*Problem description:*
Could you lay out the rows as a numbered list, beginning with the line containing "wind-barb-flag: [388, 659, 394, 662]" and continuing through the line containing "heatmap-cell: [193, 86, 234, 104]", with blank lines left out?
#### Records shown ####
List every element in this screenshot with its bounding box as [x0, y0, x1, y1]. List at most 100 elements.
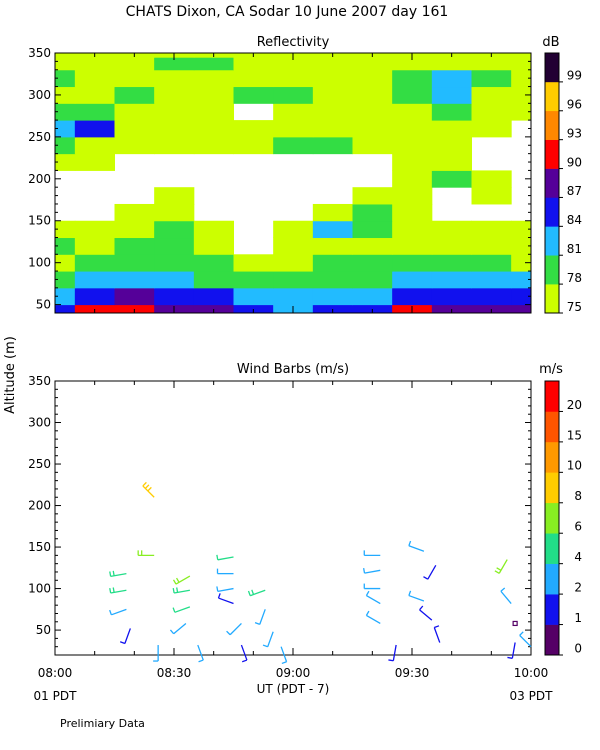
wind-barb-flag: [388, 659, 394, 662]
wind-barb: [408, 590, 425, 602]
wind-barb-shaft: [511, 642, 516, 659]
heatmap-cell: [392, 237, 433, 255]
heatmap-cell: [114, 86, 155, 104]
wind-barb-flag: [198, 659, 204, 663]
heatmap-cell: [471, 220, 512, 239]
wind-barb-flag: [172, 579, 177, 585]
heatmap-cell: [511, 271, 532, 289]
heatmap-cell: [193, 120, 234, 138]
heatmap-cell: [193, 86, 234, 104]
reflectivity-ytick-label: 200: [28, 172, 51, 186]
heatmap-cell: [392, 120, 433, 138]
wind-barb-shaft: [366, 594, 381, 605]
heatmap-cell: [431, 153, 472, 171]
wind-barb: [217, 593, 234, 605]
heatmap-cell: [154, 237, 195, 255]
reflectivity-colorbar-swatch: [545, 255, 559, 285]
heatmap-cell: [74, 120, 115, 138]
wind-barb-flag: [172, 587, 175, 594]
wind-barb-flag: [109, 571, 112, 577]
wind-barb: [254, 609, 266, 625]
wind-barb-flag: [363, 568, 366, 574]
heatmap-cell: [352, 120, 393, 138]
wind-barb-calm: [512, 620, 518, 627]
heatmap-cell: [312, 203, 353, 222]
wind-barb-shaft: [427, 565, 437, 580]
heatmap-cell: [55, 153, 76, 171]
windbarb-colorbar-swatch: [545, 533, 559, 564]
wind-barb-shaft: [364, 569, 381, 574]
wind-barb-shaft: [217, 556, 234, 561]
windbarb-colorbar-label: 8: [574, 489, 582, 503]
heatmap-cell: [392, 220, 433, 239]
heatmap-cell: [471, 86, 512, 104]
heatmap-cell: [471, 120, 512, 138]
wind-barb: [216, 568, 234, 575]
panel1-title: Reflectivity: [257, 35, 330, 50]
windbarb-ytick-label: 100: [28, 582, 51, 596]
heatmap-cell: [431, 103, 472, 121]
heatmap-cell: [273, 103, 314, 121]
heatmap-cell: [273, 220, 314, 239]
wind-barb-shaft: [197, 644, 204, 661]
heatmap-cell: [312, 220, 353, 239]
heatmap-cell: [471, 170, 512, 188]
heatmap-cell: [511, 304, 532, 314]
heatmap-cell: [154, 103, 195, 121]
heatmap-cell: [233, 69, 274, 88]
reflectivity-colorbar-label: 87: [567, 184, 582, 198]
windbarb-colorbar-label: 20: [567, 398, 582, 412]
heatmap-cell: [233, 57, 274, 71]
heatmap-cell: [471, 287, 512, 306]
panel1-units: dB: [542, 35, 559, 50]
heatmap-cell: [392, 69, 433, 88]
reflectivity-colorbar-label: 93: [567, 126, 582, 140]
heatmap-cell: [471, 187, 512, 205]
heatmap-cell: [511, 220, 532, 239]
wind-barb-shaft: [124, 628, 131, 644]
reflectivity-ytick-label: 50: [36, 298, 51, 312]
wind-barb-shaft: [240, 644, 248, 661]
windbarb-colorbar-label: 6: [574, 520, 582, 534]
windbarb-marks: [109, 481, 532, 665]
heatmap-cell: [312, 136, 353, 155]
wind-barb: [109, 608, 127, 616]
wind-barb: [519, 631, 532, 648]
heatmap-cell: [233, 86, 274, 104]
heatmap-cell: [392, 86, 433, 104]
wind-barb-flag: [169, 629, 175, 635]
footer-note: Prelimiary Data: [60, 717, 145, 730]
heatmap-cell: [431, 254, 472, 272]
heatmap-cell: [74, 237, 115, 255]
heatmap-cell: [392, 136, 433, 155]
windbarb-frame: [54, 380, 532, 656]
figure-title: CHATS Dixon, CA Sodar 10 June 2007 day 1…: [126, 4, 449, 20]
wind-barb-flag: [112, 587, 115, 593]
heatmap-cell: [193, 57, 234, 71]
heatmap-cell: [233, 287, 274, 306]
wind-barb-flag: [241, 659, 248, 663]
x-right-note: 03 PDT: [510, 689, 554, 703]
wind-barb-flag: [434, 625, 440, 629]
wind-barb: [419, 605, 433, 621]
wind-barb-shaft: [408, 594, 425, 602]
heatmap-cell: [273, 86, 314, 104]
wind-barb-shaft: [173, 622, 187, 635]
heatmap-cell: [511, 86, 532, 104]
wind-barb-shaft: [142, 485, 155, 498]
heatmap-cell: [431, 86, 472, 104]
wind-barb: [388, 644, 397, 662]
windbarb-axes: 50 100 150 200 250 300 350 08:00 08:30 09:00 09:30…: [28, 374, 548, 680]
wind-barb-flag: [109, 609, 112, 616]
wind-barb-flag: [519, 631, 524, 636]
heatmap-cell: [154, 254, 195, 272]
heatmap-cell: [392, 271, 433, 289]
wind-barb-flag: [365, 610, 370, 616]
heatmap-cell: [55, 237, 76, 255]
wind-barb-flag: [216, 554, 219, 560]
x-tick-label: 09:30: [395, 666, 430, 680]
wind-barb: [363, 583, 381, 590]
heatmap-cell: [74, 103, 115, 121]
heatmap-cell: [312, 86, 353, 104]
####
#### Records shown ####
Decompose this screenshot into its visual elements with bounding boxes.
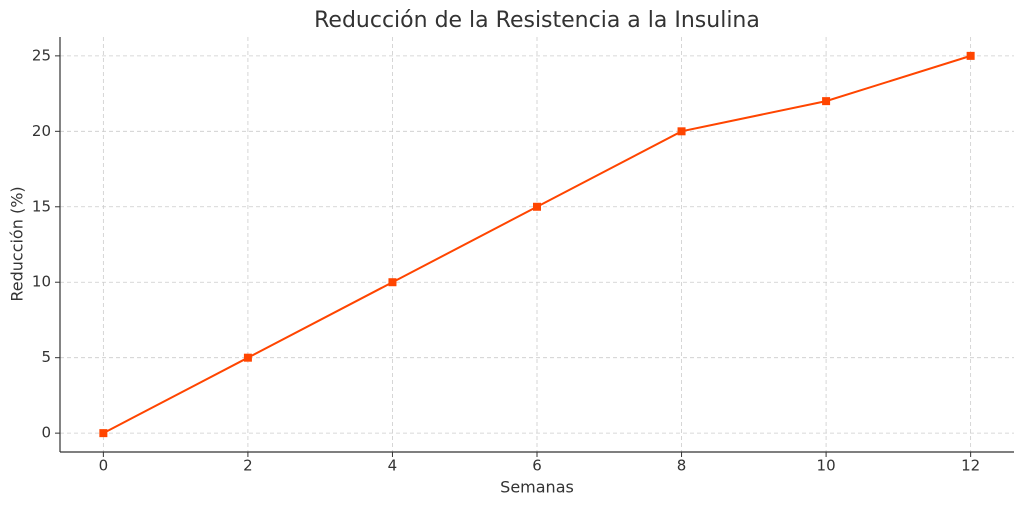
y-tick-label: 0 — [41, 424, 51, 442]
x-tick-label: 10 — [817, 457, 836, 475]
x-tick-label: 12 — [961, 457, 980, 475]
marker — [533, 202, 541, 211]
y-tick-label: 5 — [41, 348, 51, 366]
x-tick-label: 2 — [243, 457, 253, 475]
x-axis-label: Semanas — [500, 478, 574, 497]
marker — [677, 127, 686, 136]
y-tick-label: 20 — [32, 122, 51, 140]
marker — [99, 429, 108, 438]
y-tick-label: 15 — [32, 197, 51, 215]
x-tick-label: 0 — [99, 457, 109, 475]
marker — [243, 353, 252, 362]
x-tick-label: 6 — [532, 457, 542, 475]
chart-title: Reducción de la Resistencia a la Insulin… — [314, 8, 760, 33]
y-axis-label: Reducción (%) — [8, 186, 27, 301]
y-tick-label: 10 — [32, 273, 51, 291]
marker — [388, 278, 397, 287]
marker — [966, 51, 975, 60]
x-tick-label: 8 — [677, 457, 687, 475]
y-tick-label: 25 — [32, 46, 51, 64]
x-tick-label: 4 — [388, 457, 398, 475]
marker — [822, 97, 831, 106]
####
*Solution for this task:*
1. wind-barb-flag: [388, 659, 394, 662]
2. wind-barb: [408, 590, 425, 602]
3. wind-barb-shaft: [511, 642, 516, 659]
4. heatmap-cell: [392, 237, 433, 255]
5. heatmap-cell: [114, 86, 155, 104]
6. wind-barb-flag: [198, 659, 204, 663]
7. heatmap-cell: [471, 220, 512, 239]
8. wind-barb-flag: [172, 579, 177, 585]
9. heatmap-cell: [511, 271, 532, 289]
10. heatmap-cell: [193, 120, 234, 138]
11. heatmap-cell: [193, 86, 234, 104]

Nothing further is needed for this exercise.